→ **Task requirements**: Take from the listing each line that has the string "this".

→ **Materials provided**:

***

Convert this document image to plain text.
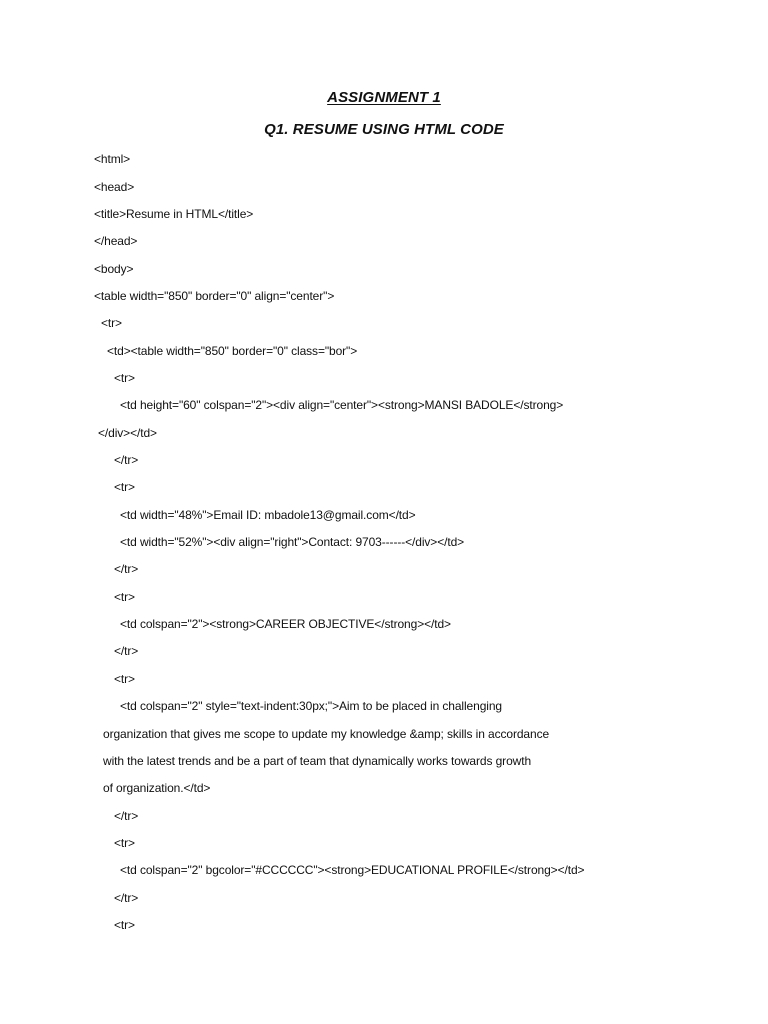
ASSIGNMENT 1
Q1. RESUME USING HTML CODE
<html>
<head>
<title>Resume in HTML</title>
</head>
<body>
<table width="850" border="0" align="center">
<tr>
<td><table width="850" border="0" class="bor">
<tr>
<td height="60" colspan="2"><div align="center"><strong>MANSI BADOLE</strong>
</div></td>
</tr>
<tr>
<td width="48%">Email ID: mbadole13@gmail.com</td>
<td width="52%"><div align="right">Contact: 9703------</div></td>
</tr>
<tr>
<td colspan="2"><strong>CAREER OBJECTIVE</strong></td>
</tr>
<tr>
<td colspan="2" style="text-indent:30px;">Aim to be placed in challenging
organization that gives me scope to update my knowledge &amp; skills in accordance
with the latest trends and be a part of team that dynamically works towards growth
of organization.</td>
</tr>
<tr>
<td colspan="2" bgcolor="#CCCCCC"><strong>EDUCATIONAL PROFILE</strong></td>
</tr>
<tr>
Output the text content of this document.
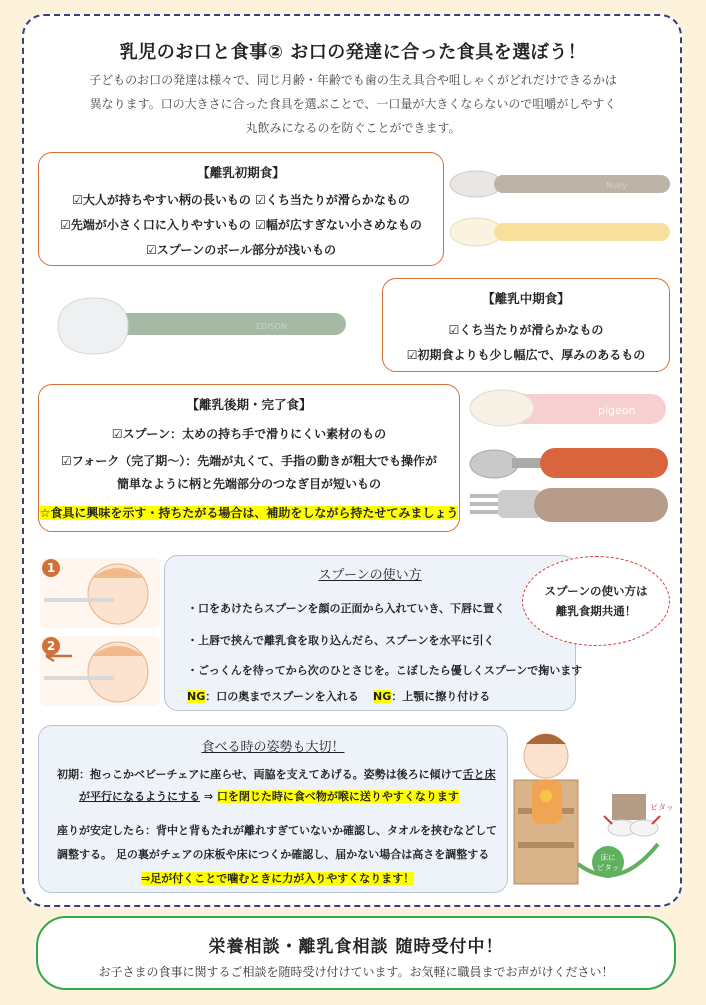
乳児のお口と食事② お口の発達に合った食具を選ぼう！
子どものお口の発達は様々で、同じ月齢・年齢でも歯の生え具合や咀しゃくがどれだけできるかは
異なります。口の大きさに合った食具を選ぶことで、一口量が大きくならないので咀嚼がしやすく
丸飲みになるのを防ぐことができます。
【離乳初期食】
☑大人が持ちやすい柄の長いもの ☑くち当たりが滑らかなもの
☑先端が小さく口に入りやすいもの ☑幅が広すぎない小さめなもの
☑スプーンのボール部分が浅いもの
Nuby
EDISON
【離乳中期食】
☑くち当たりが滑らかなもの
☑初期食よりも少し幅広で、厚みのあるもの
【離乳後期・完了食】
☑スプーン：太めの持ち手で滑りにくい素材のもの
☑フォーク（完了期～）：先端が丸くて、手指の動きが粗大でも操作が
簡単なように柄と先端部分のつなぎ目が短いもの
☆食具に興味を示す・持ちたがる場合は、補助をしながら持たせてみましょう
pigeon
1
2
スプーンの使い方
・口をあけたらスプーンを顔の正面から入れていき、下唇に置く
・上唇で挟んで離乳食を取り込んだら、スプーンを水平に引く
・ごっくんを待ってから次のひとさじを。こぼしたら優しくスプーンで掬います
NG：口の奥までスプーンを入れる NG：上顎に擦り付ける
スプーンの使い方は
離乳食期共通！
食べる時の姿勢も大切！
初期：抱っこかベビーチェアに座らせ、両脇を支えてあげる。姿勢は後ろに傾けて舌と床
が平行になるようにする ⇒ 口を閉じた時に食べ物が喉に送りやすくなります
座りが安定したら：背中と背もたれが離れすぎていないか確認し、タオルを挟むなどして
調整する。 足の裏がチェアの床板や床につくか確認し、届かない場合は高さを調整する
⇒足が付くことで噛むときに力が入りやすくなります！
ピタッ
床に
ピタッ
栄養相談・離乳食相談 随時受付中！
お子さまの食事に関するご相談を随時受け付けています。お気軽に職員までお声がけください！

***

→ **Written answer**:
Convert this document image to plain text.
Output the text content of this document.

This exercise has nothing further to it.